TASK TO CARRY OUT: All of the records below need to be copied exactly.

━━━━━ THE RECORDS ━━━━━

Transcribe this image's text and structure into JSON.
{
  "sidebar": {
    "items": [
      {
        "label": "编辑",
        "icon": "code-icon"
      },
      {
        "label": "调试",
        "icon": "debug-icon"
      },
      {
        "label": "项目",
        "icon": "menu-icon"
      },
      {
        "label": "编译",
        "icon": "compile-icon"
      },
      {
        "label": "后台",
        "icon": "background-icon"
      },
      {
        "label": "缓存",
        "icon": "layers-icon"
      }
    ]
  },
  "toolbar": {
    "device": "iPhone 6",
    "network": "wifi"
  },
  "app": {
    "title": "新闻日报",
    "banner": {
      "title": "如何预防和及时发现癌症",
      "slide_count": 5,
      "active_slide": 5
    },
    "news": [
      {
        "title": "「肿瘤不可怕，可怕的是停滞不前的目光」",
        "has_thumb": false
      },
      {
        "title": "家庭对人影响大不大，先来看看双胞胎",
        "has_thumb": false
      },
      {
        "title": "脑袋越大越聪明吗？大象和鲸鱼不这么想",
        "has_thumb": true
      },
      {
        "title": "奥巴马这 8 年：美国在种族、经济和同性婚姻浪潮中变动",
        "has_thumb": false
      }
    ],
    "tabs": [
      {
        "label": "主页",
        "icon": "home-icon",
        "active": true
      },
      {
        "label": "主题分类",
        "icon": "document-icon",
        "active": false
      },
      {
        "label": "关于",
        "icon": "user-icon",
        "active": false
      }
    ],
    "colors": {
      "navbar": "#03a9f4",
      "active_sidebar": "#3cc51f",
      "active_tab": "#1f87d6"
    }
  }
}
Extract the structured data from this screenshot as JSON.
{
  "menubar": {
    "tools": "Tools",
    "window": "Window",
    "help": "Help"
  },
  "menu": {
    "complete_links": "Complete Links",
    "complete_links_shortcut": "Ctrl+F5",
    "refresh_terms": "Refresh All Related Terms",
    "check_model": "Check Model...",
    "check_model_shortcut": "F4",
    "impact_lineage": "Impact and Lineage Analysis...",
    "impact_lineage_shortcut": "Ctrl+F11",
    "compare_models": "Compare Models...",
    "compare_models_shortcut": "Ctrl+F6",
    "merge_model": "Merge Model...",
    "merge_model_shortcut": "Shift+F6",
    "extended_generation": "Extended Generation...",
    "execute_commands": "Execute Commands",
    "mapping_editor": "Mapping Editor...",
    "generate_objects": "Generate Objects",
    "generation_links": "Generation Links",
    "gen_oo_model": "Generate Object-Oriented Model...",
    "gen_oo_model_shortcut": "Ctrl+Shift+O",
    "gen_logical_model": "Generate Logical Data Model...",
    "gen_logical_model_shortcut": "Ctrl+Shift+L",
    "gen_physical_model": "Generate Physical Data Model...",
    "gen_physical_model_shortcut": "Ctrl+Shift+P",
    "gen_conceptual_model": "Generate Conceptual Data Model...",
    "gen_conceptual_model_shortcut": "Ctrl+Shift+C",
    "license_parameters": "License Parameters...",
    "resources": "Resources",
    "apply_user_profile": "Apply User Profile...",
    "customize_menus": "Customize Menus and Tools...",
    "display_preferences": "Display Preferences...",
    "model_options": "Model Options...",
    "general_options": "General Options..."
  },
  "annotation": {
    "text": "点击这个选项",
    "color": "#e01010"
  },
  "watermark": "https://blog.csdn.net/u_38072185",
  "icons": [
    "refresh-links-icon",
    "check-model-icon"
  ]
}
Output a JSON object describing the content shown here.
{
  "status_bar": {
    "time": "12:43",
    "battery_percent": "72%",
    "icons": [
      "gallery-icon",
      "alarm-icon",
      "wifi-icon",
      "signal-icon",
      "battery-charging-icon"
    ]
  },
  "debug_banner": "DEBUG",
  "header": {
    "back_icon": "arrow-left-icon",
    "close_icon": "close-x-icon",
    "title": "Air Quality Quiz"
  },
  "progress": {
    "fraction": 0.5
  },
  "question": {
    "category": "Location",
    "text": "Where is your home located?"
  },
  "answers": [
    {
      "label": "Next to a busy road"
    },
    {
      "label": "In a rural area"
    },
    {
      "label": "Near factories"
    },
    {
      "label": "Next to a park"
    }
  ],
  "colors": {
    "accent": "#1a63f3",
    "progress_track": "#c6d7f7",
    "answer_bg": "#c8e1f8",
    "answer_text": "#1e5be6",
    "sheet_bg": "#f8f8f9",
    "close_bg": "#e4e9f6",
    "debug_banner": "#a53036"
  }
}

━━━━━

RESPONSE TO THE TASK:
Transcribe this image's text and structure into JSON.
{
  "sidebar": {
    "items": [
      {
        "label": "编辑",
        "icon": "code-icon"
      },
      {
        "label": "调试",
        "icon": "debug-icon"
      },
      {
        "label": "项目",
        "icon": "menu-icon"
      },
      {
        "label": "编译",
        "icon": "compile-icon"
      },
      {
        "label": "后台",
        "icon": "background-icon"
      },
      {
        "label": "缓存",
        "icon": "layers-icon"
      }
    ]
  },
  "toolbar": {
    "device": "iPhone 6",
    "network": "wifi"
  },
  "app": {
    "title": "新闻日报",
    "banner": {
      "title": "如何预防和及时发现癌症",
      "slide_count": 5,
      "active_slide": 5
    },
    "news": [
      {
        "title": "「肿瘤不可怕，可怕的是停滞不前的目光」",
        "has_thumb": false
      },
      {
        "title": "家庭对人影响大不大，先来看看双胞胎",
        "has_thumb": false
      },
      {
        "title": "脑袋越大越聪明吗？大象和鲸鱼不这么想",
        "has_thumb": true
      },
      {
        "title": "奥巴马这 8 年：美国在种族、经济和同性婚姻浪潮中变动",
        "has_thumb": false
      }
    ],
    "tabs": [
      {
        "label": "主页",
        "icon": "home-icon",
        "active": true
      },
      {
        "label": "主题分类",
        "icon": "document-icon",
        "active": false
      },
      {
        "label": "关于",
        "icon": "user-icon",
        "active": false
      }
    ],
    "colors": {
      "navbar": "#03a9f4",
      "active_sidebar": "#3cc51f",
      "active_tab": "#1f87d6"
    }
  }
}
Extract the structured data from this screenshot as JSON.
{
  "menubar": {
    "tools": "Tools",
    "window": "Window",
    "help": "Help"
  },
  "menu": {
    "complete_links": "Complete Links",
    "complete_links_shortcut": "Ctrl+F5",
    "refresh_terms": "Refresh All Related Terms",
    "check_model": "Check Model...",
    "check_model_shortcut": "F4",
    "impact_lineage": "Impact and Lineage Analysis...",
    "impact_lineage_shortcut": "Ctrl+F11",
    "compare_models": "Compare Models...",
    "compare_models_shortcut": "Ctrl+F6",
    "merge_model": "Merge Model...",
    "merge_model_shortcut": "Shift+F6",
    "extended_generation": "Extended Generation...",
    "execute_commands": "Execute Commands",
    "mapping_editor": "Mapping Editor...",
    "generate_objects": "Generate Objects",
    "generation_links": "Generation Links",
    "gen_oo_model": "Generate Object-Oriented Model...",
    "gen_oo_model_shortcut": "Ctrl+Shift+O",
    "gen_logical_model": "Generate Logical Data Model...",
    "gen_logical_model_shortcut": "Ctrl+Shift+L",
    "gen_physical_model": "Generate Physical Data Model...",
    "gen_physical_model_shortcut": "Ctrl+Shift+P",
    "gen_conceptual_model": "Generate Conceptual Data Model...",
    "gen_conceptual_model_shortcut": "Ctrl+Shift+C",
    "license_parameters": "License Parameters...",
    "resources": "Resources",
    "apply_user_profile": "Apply User Profile...",
    "customize_menus": "Customize Menus and Tools...",
    "display_preferences": "Display Preferences...",
    "model_options": "Model Options...",
    "general_options": "General Options..."
  },
  "annotation": {
    "text": "点击这个选项",
    "color": "#e01010"
  },
  "watermark": "https://blog.csdn.net/u_38072185",
  "icons": [
    "refresh-links-icon",
    "check-model-icon"
  ]
}
Output a JSON object describing the content shown here.
{
  "status_bar": {
    "time": "12:43",
    "battery_percent": "72%",
    "icons": [
      "gallery-icon",
      "alarm-icon",
      "wifi-icon",
      "signal-icon",
      "battery-charging-icon"
    ]
  },
  "debug_banner": "DEBUG",
  "header": {
    "back_icon": "arrow-left-icon",
    "close_icon": "close-x-icon",
    "title": "Air Quality Quiz"
  },
  "progress": {
    "fraction": 0.5
  },
  "question": {
    "category": "Location",
    "text": "Where is your home located?"
  },
  "answers": [
    {
      "label": "Next to a busy road"
    },
    {
      "label": "In a rural area"
    },
    {
      "label": "Near factories"
    },
    {
      "label": "Next to a park"
    }
  ],
  "colors": {
    "accent": "#1a63f3",
    "progress_track": "#c6d7f7",
    "answer_bg": "#c8e1f8",
    "answer_text": "#1e5be6",
    "sheet_bg": "#f8f8f9",
    "close_bg": "#e4e9f6",
    "debug_banner": "#a53036"
  }
}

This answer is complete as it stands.